Aim of the task: Repeat all of the records verbatim.

Saved entries
§ §

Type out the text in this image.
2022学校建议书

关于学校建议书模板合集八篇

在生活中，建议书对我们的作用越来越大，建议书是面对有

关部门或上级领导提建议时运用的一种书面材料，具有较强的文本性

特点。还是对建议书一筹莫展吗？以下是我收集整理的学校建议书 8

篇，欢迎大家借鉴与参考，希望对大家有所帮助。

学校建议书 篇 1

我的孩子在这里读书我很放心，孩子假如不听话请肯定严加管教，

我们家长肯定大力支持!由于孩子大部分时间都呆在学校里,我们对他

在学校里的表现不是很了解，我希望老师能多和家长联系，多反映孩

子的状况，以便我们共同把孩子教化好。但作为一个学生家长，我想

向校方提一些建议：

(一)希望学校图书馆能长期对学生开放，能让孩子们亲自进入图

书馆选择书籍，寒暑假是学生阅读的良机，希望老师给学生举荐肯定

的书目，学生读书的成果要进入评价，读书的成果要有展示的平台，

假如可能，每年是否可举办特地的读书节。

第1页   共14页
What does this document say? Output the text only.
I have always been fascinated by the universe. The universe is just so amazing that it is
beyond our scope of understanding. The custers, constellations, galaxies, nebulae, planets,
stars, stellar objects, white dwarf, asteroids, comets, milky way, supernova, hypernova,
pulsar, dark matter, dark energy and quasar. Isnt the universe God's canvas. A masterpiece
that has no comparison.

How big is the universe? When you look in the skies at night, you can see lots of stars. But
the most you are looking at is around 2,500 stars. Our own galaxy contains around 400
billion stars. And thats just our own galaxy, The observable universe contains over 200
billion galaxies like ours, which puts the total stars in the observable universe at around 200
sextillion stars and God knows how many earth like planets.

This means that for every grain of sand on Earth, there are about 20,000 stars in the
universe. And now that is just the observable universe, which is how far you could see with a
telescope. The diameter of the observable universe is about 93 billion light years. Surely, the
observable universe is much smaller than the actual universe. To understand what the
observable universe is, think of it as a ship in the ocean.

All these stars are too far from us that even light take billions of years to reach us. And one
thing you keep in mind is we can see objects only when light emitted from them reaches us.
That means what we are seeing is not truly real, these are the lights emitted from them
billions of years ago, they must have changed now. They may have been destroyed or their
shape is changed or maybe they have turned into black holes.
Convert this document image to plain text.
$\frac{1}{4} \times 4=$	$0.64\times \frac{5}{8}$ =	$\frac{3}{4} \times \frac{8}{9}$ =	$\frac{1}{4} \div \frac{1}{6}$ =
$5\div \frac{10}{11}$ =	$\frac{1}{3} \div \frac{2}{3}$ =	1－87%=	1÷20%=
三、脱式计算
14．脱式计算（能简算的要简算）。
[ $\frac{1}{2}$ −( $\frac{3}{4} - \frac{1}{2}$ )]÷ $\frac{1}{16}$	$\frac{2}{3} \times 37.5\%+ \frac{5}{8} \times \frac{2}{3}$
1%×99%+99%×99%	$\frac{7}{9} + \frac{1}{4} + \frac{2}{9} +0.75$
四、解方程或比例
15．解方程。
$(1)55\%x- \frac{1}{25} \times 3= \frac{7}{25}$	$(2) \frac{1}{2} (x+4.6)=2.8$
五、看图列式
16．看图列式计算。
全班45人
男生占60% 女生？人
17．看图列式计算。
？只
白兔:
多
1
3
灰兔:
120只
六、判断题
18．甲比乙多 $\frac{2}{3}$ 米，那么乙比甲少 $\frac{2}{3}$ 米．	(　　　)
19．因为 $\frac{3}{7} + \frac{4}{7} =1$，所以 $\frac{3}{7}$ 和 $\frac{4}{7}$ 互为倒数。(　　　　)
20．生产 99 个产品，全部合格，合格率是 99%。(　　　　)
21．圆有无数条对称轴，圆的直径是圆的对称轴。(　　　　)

§ §

Completed exercise:
Type out the text in this image.
2022学校建议书

关于学校建议书模板合集八篇

在生活中，建议书对我们的作用越来越大，建议书是面对有

关部门或上级领导提建议时运用的一种书面材料，具有较强的文本性

特点。还是对建议书一筹莫展吗？以下是我收集整理的学校建议书 8

篇，欢迎大家借鉴与参考，希望对大家有所帮助。

学校建议书 篇 1

我的孩子在这里读书我很放心，孩子假如不听话请肯定严加管教，

我们家长肯定大力支持!由于孩子大部分时间都呆在学校里,我们对他

在学校里的表现不是很了解，我希望老师能多和家长联系，多反映孩

子的状况，以便我们共同把孩子教化好。但作为一个学生家长，我想

向校方提一些建议：

(一)希望学校图书馆能长期对学生开放，能让孩子们亲自进入图

书馆选择书籍，寒暑假是学生阅读的良机，希望老师给学生举荐肯定

的书目，学生读书的成果要进入评价，读书的成果要有展示的平台，

假如可能，每年是否可举办特地的读书节。

第1页   共14页
What does this document say? Output the text only.
I have always been fascinated by the universe. The universe is just so amazing that it is
beyond our scope of understanding. The custers, constellations, galaxies, nebulae, planets,
stars, stellar objects, white dwarf, asteroids, comets, milky way, supernova, hypernova,
pulsar, dark matter, dark energy and quasar. Isnt the universe God's canvas. A masterpiece
that has no comparison.

How big is the universe? When you look in the skies at night, you can see lots of stars. But
the most you are looking at is around 2,500 stars. Our own galaxy contains around 400
billion stars. And thats just our own galaxy, The observable universe contains over 200
billion galaxies like ours, which puts the total stars in the observable universe at around 200
sextillion stars and God knows how many earth like planets.

This means that for every grain of sand on Earth, there are about 20,000 stars in the
universe. And now that is just the observable universe, which is how far you could see with a
telescope. The diameter of the observable universe is about 93 billion light years. Surely, the
observable universe is much smaller than the actual universe. To understand what the
observable universe is, think of it as a ship in the ocean.

All these stars are too far from us that even light take billions of years to reach us. And one
thing you keep in mind is we can see objects only when light emitted from them reaches us.
That means what we are seeing is not truly real, these are the lights emitted from them
billions of years ago, they must have changed now. They may have been destroyed or their
shape is changed or maybe they have turned into black holes.
Convert this document image to plain text.
$\frac{1}{4} \times 4=$	$0.64\times \frac{5}{8}$ =	$\frac{3}{4} \times \frac{8}{9}$ =	$\frac{1}{4} \div \frac{1}{6}$ =
$5\div \frac{10}{11}$ =	$\frac{1}{3} \div \frac{2}{3}$ =	1－87%=	1÷20%=
三、脱式计算
14．脱式计算（能简算的要简算）。
[ $\frac{1}{2}$ −( $\frac{3}{4} - \frac{1}{2}$ )]÷ $\frac{1}{16}$	$\frac{2}{3} \times 37.5\%+ \frac{5}{8} \times \frac{2}{3}$
1%×99%+99%×99%	$\frac{7}{9} + \frac{1}{4} + \frac{2}{9} +0.75$
四、解方程或比例
15．解方程。
$(1)55\%x- \frac{1}{25} \times 3= \frac{7}{25}$	$(2) \frac{1}{2} (x+4.6)=2.8$
五、看图列式
16．看图列式计算。
全班45人
男生占60% 女生？人
17．看图列式计算。
？只
白兔:
多
1
3
灰兔:
120只
六、判断题
18．甲比乙多 $\frac{2}{3}$ 米，那么乙比甲少 $\frac{2}{3}$ 米．	(　　　)
19．因为 $\frac{3}{7} + \frac{4}{7} =1$，所以 $\frac{3}{7}$ 和 $\frac{4}{7}$ 互为倒数。(　　　　)
20．生产 99 个产品，全部合格，合格率是 99%。(　　　　)
21．圆有无数条对称轴，圆的直径是圆的对称轴。(　　　　)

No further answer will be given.